### Directions
**A)** Please answer these about the text on video timing:
(i) How long does one ZX Spectrum scanline take?
(ii) About how long is a usual horizontal sync pulse for PAL video signals?
(iii) What voltage is a zero RGB level?
**B)** Carry on the text on video timing from its last sentence, in the same style.

### Study text

Segment Open

The horizontal timing of video signals is well documented and the specification is fairly simple. The horizontal sync pulse is issued to direct the monitors electron beam to fly back to the left hand side of the screen and begin scanning from left to right. The polarity and duration of the sync pulse tells the monitor at what rate to scan the screen.

The ZX Spectrum display is naturally PAL compatible and this is confirmed by one scanline taking 64us at a line frequency of 15625 Hz, which is in line with the PAL standard. I'm not proposing to generate a real PAL signal for this project (at least not initially) but instead to generate TV RGB and sync signals. The timing will be exactly the same for a PAL signal, except that separate RGB signals will be produced and no 'colour burst' information. This article contains a good deal of information about PAL and TV compatible video modes, and an excellent PAL/NTSC timing reference.

Referring to it looks as if a horizontal sync pulse of approximately 4us is usual for PAL video signals. There is approximately a 2us delay, or "front porch", between the start of the blanking signal and the start of the active low horizontal sync pulse. I don't know how significant this delay is in practise, but we'll find out. The blanking signal is a period of no RGB signal. A zero RGB level is 0.8v, and a full signal is 3v. Sync pules take the signal to 0v, allowing sync and video signals to be multiplexed on a single line.

Segment Closed

### The data

Segment Open

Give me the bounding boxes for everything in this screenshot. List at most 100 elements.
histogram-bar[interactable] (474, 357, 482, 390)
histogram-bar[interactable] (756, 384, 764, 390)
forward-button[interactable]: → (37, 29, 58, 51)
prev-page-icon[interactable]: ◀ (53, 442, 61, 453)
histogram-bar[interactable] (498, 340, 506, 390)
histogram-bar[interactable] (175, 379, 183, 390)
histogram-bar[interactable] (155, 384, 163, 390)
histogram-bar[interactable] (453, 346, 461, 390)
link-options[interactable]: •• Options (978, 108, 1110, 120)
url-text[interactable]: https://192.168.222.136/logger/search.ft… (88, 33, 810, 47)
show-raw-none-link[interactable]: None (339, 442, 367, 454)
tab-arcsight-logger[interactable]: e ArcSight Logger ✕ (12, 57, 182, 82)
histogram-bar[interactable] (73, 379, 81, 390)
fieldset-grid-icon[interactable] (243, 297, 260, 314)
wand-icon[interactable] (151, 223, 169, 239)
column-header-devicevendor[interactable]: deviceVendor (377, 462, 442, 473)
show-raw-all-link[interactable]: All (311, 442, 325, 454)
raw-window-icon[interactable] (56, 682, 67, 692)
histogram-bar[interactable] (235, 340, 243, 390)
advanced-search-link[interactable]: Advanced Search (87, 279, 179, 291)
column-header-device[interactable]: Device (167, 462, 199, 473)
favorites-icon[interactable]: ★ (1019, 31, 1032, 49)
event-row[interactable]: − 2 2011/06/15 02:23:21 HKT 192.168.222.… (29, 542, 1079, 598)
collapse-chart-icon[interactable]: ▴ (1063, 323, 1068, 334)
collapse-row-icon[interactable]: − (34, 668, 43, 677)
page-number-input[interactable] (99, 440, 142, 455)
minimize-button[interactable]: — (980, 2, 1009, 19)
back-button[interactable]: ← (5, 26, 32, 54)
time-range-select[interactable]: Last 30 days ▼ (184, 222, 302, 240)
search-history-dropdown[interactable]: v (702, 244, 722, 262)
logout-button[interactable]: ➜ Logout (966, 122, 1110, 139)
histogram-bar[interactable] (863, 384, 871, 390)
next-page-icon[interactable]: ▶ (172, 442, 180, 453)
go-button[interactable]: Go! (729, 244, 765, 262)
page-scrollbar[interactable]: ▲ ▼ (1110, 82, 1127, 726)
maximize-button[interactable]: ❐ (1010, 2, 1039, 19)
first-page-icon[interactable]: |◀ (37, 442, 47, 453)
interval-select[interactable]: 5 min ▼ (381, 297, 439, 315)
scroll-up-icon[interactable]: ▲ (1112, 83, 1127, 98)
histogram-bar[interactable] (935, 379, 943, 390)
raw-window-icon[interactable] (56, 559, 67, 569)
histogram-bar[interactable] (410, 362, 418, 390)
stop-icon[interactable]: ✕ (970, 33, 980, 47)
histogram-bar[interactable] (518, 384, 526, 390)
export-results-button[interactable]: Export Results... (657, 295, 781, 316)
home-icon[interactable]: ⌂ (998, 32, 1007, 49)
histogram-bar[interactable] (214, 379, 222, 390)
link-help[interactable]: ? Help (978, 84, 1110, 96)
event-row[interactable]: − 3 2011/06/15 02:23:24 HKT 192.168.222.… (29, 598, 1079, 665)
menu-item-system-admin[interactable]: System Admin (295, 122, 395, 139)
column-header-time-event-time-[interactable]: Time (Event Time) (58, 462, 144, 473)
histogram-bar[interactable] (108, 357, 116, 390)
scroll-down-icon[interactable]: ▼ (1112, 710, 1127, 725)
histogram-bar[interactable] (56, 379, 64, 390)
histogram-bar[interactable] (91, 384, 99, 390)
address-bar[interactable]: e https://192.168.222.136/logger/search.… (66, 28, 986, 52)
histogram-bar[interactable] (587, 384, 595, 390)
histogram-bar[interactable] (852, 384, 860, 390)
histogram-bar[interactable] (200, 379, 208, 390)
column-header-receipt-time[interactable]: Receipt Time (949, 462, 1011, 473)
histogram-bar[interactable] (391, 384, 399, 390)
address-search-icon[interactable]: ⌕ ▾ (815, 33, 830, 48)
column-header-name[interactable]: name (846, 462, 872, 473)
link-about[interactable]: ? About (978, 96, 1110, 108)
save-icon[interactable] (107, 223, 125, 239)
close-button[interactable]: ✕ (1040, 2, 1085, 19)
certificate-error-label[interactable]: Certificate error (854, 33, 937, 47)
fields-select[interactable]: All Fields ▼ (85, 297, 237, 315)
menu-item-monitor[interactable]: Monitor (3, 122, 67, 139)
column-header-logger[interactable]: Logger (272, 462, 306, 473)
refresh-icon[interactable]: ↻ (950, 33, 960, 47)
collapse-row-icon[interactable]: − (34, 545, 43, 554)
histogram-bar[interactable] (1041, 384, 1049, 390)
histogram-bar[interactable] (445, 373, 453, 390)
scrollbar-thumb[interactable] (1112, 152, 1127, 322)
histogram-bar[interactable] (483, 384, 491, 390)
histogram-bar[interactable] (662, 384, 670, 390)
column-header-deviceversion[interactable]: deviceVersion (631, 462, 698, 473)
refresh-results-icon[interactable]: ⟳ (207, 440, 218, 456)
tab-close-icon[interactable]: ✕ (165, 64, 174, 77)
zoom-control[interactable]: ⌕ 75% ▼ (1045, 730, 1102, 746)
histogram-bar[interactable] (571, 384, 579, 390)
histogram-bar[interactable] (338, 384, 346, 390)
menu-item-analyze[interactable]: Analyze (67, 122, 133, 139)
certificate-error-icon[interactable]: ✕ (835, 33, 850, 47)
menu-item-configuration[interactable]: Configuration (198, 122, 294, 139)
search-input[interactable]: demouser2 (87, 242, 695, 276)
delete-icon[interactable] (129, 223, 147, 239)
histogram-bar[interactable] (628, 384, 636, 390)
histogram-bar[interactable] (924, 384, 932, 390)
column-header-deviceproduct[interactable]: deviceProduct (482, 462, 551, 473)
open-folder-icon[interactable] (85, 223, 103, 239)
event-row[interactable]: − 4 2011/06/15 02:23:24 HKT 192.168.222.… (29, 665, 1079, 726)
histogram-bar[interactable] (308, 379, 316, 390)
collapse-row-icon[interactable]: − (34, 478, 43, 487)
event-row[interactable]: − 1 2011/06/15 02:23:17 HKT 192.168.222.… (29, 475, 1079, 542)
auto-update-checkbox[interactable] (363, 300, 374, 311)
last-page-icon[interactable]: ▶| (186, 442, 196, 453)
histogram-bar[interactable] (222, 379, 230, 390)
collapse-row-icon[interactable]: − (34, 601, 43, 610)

Segment Closed

### Outputs in order
**A)**
(i) 64us
(ii) About 4us
(iii) 0.8v

**B)**
The diagram below shows a typical 64us PAL-timed video signal (no colour burst):

This diagram includes the corresponding times in T-States which allow us to determine when during a scanline to enable certain events, such as horizontal sync. If we define the start of our horizontal counter to be the point where we've finished the left border and are about to output screen data, then the following start and end times emerge (the numbers in parenthesis are the equivalent horizontal clock times):

T-States Start T-State End Description
0 (0)127 (255)Video
128 (256)151 (303)Right Border
152 (304)165 (331)HSync
152 (304)199 (399)Blank
200 (400)223 (447)Left Border

When the horizontal counter reaches each of these clock times, the appropriate signal can be generated. By examining the table we see that we're outputting 'border' information when we're not outputting video or blanking. And we're outputting video when the counter is less than 256 - which allows for a nice simplification: 256 is 28, so when counter line HC8 is low, video is being output, when high we're generating border or blanking.

So we have HC8 as our active low scanline video enable, and if we can detect when we're blanking we'll also know when the border is being generated. Detecting when the counter is between 304 and 399 can be done using simple binary comparators fed from the horizontal clock. This again can be simplified as we've already determined that from 0 to 255 video is generated, so if we detect when the counter is between 48 and 143 (304 - 256 and 399 - 256) and scanline video enable is high, then we have our blanking signal.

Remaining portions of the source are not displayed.